**Dataset rows**:
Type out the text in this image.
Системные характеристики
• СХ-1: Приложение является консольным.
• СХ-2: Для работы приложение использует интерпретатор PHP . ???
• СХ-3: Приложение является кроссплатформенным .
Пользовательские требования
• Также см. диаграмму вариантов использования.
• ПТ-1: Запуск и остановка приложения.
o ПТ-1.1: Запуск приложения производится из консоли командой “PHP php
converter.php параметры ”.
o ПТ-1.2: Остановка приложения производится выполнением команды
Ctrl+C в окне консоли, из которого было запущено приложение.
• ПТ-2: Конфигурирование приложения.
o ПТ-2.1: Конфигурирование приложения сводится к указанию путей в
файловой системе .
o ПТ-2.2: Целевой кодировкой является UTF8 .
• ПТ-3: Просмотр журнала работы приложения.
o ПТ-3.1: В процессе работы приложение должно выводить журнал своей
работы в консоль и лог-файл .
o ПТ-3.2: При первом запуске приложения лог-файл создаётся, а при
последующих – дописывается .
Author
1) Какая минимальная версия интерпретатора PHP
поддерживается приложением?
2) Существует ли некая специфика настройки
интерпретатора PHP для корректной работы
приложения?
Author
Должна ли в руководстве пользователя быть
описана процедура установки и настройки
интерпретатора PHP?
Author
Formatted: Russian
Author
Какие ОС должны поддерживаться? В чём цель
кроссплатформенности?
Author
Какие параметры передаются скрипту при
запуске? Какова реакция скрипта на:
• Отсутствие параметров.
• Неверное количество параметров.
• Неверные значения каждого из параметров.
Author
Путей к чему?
* * *
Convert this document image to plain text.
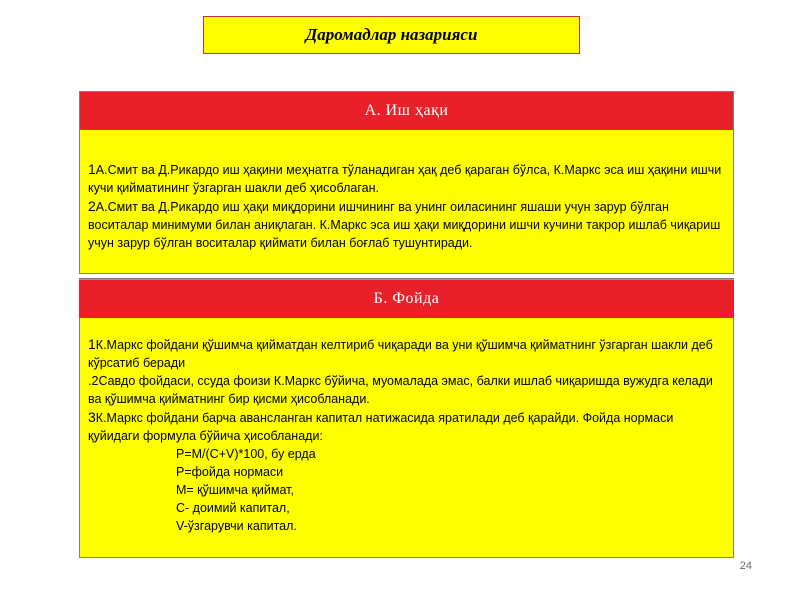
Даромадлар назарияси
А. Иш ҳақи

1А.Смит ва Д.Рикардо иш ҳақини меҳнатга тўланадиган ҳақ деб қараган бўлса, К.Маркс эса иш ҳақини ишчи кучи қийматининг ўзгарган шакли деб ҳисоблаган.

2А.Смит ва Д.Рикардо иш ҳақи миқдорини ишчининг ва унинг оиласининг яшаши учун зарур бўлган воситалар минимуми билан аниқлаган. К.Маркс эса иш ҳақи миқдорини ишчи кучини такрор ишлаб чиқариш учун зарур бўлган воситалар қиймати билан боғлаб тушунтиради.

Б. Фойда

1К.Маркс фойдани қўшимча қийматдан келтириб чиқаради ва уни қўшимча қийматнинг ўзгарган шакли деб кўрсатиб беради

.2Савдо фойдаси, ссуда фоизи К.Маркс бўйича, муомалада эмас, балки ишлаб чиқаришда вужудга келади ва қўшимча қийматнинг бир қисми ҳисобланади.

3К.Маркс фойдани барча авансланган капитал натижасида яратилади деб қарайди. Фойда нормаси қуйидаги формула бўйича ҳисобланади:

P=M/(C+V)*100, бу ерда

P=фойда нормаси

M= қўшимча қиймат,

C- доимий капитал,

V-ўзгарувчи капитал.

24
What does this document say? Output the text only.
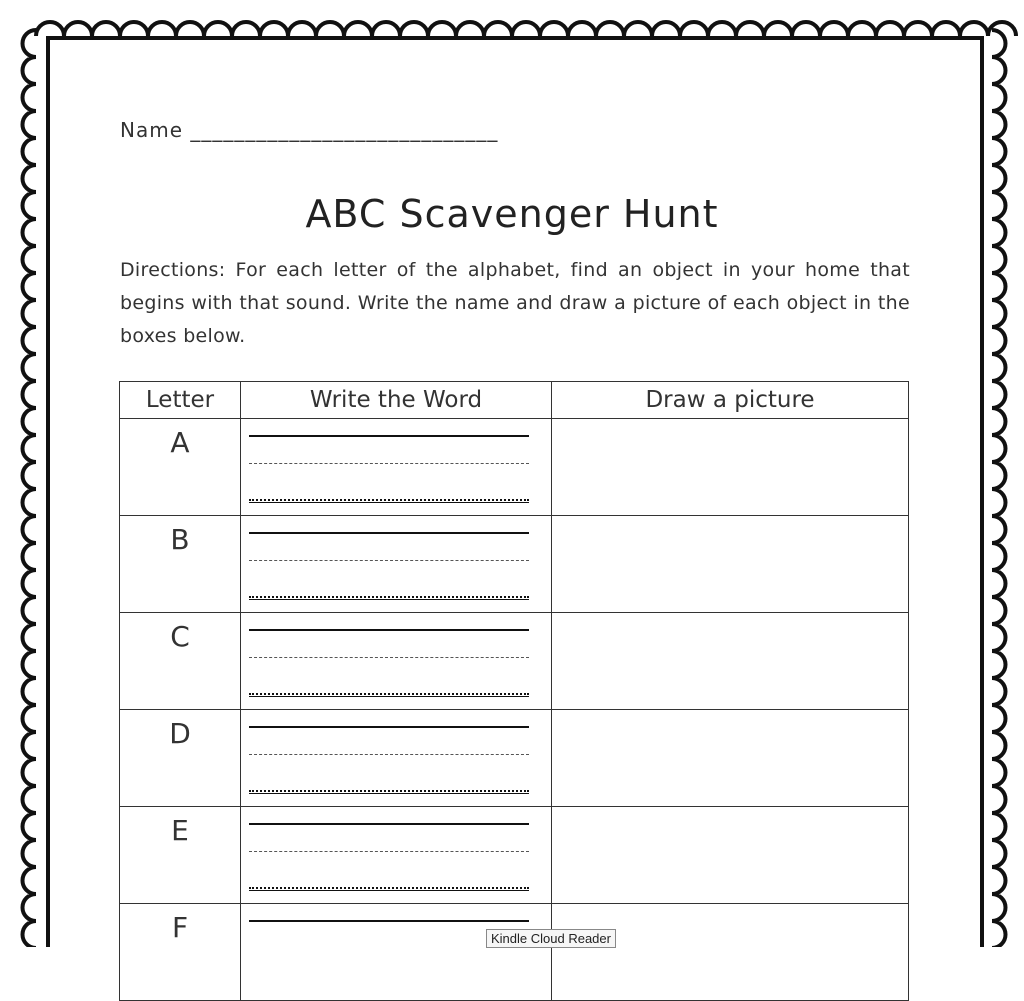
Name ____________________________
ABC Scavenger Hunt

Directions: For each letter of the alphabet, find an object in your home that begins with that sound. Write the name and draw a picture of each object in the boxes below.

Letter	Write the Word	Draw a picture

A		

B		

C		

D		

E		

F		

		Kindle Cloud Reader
---
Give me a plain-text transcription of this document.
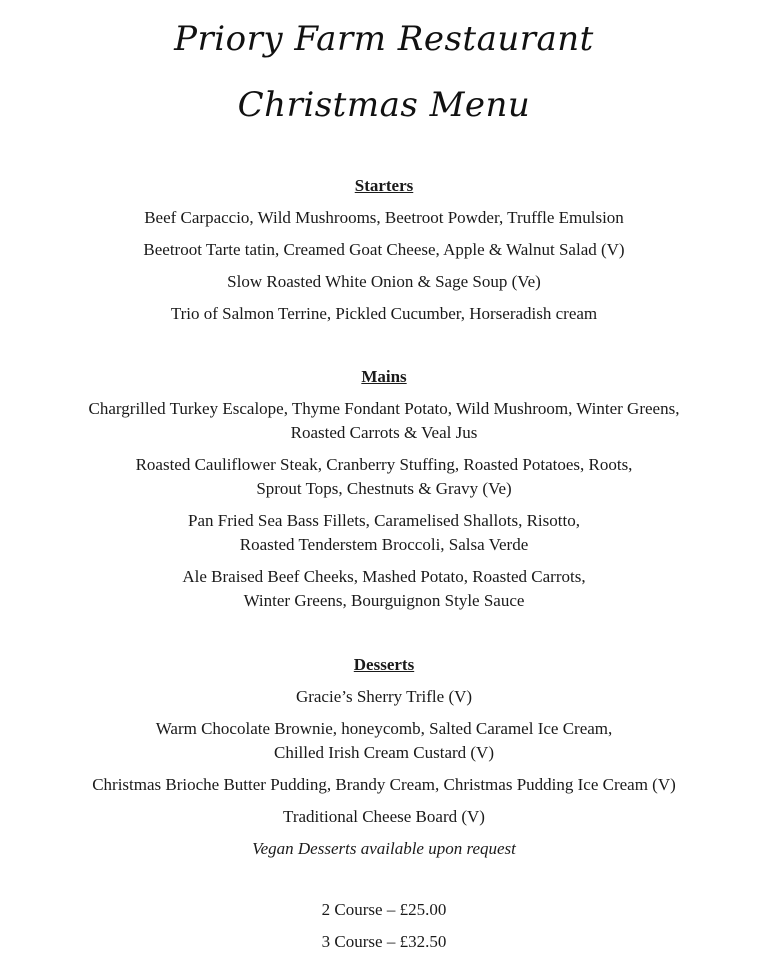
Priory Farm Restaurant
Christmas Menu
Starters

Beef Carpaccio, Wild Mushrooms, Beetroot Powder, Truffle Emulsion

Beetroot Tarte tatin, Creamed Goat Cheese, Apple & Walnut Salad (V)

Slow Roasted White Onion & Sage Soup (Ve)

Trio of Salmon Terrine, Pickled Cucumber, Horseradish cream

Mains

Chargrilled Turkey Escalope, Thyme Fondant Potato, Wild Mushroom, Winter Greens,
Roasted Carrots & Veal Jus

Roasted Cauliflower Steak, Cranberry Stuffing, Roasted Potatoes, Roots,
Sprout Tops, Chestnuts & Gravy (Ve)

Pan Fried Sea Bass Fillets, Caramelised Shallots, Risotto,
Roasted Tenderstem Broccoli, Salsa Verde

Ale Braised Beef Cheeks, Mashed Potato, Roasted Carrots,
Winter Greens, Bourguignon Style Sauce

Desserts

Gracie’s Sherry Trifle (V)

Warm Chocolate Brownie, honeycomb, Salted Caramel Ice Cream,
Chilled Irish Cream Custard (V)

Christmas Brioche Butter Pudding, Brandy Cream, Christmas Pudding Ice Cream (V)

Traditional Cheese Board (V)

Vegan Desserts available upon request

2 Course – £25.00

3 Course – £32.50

**What the task requires**: What is the number of lines in the data above that include the word "интерпретатора"? Answer with that number only.

**Solution for this exercise**: 3